Reproduce all records exactly.
___ SOURCE DATA
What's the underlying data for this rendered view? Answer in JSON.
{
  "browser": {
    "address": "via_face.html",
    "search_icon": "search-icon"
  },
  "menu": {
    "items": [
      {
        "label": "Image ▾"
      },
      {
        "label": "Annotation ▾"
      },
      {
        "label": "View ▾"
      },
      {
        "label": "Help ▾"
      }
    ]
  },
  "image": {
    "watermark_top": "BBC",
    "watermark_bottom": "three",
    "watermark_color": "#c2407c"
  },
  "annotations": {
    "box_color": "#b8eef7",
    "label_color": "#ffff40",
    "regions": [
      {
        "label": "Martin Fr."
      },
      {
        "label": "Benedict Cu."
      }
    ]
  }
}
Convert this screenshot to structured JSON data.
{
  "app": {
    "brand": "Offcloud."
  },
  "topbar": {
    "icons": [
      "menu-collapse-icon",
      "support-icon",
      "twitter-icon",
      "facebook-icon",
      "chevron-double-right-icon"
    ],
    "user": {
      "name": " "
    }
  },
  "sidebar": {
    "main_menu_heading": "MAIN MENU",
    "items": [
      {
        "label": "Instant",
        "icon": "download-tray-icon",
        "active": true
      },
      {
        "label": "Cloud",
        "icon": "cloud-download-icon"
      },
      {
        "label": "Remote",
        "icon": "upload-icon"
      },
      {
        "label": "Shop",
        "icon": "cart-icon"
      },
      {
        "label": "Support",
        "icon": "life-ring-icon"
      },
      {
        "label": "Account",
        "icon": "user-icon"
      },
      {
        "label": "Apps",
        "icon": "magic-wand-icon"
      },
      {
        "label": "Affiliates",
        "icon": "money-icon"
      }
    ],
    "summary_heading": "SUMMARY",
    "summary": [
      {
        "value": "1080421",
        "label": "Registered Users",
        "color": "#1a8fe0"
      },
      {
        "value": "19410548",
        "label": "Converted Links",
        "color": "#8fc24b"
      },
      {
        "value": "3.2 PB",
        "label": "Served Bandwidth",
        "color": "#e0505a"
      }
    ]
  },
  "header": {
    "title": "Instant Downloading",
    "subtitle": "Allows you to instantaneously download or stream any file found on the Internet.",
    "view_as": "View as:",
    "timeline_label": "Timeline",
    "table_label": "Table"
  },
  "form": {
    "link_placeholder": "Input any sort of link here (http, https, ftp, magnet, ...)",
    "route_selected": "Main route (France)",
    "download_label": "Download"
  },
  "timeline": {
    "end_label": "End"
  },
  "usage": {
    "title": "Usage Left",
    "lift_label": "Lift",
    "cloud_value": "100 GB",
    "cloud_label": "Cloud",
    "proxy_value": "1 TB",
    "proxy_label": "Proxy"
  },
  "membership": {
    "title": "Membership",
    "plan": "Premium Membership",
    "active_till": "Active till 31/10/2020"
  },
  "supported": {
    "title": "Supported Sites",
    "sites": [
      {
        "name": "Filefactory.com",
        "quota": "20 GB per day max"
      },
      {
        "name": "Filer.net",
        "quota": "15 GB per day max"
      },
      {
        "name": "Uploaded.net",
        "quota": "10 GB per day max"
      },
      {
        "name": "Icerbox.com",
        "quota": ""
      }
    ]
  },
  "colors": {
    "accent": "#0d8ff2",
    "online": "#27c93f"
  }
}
______
#### TASK RESPONSE:
What's the underlying data for this rendered view? Answer in JSON.
{
  "browser": {
    "address": "via_face.html",
    "search_icon": "search-icon"
  },
  "menu": {
    "items": [
      {
        "label": "Image ▾"
      },
      {
        "label": "Annotation ▾"
      },
      {
        "label": "View ▾"
      },
      {
        "label": "Help ▾"
      }
    ]
  },
  "image": {
    "watermark_top": "BBC",
    "watermark_bottom": "three",
    "watermark_color": "#c2407c"
  },
  "annotations": {
    "box_color": "#b8eef7",
    "label_color": "#ffff40",
    "regions": [
      {
        "label": "Martin Fr."
      },
      {
        "label": "Benedict Cu."
      }
    ]
  }
}
Convert this screenshot to structured JSON data.
{
  "app": {
    "brand": "Offcloud."
  },
  "topbar": {
    "icons": [
      "menu-collapse-icon",
      "support-icon",
      "twitter-icon",
      "facebook-icon",
      "chevron-double-right-icon"
    ],
    "user": {
      "name": " "
    }
  },
  "sidebar": {
    "main_menu_heading": "MAIN MENU",
    "items": [
      {
        "label": "Instant",
        "icon": "download-tray-icon",
        "active": true
      },
      {
        "label": "Cloud",
        "icon": "cloud-download-icon"
      },
      {
        "label": "Remote",
        "icon": "upload-icon"
      },
      {
        "label": "Shop",
        "icon": "cart-icon"
      },
      {
        "label": "Support",
        "icon": "life-ring-icon"
      },
      {
        "label": "Account",
        "icon": "user-icon"
      },
      {
        "label": "Apps",
        "icon": "magic-wand-icon"
      },
      {
        "label": "Affiliates",
        "icon": "money-icon"
      }
    ],
    "summary_heading": "SUMMARY",
    "summary": [
      {
        "value": "1080421",
        "label": "Registered Users",
        "color": "#1a8fe0"
      },
      {
        "value": "19410548",
        "label": "Converted Links",
        "color": "#8fc24b"
      },
      {
        "value": "3.2 PB",
        "label": "Served Bandwidth",
        "color": "#e0505a"
      }
    ]
  },
  "header": {
    "title": "Instant Downloading",
    "subtitle": "Allows you to instantaneously download or stream any file found on the Internet.",
    "view_as": "View as:",
    "timeline_label": "Timeline",
    "table_label": "Table"
  },
  "form": {
    "link_placeholder": "Input any sort of link here (http, https, ftp, magnet, ...)",
    "route_selected": "Main route (France)",
    "download_label": "Download"
  },
  "timeline": {
    "end_label": "End"
  },
  "usage": {
    "title": "Usage Left",
    "lift_label": "Lift",
    "cloud_value": "100 GB",
    "cloud_label": "Cloud",
    "proxy_value": "1 TB",
    "proxy_label": "Proxy"
  },
  "membership": {
    "title": "Membership",
    "plan": "Premium Membership",
    "active_till": "Active till 31/10/2020"
  },
  "supported": {
    "title": "Supported Sites",
    "sites": [
      {
        "name": "Filefactory.com",
        "quota": "20 GB per day max"
      },
      {
        "name": "Filer.net",
        "quota": "15 GB per day max"
      },
      {
        "name": "Uploaded.net",
        "quota": "10 GB per day max"
      },
      {
        "name": "Icerbox.com",
        "quota": ""
      }
    ]
  },
  "colors": {
    "accent": "#0d8ff2",
    "online": "#27c93f"
  }
}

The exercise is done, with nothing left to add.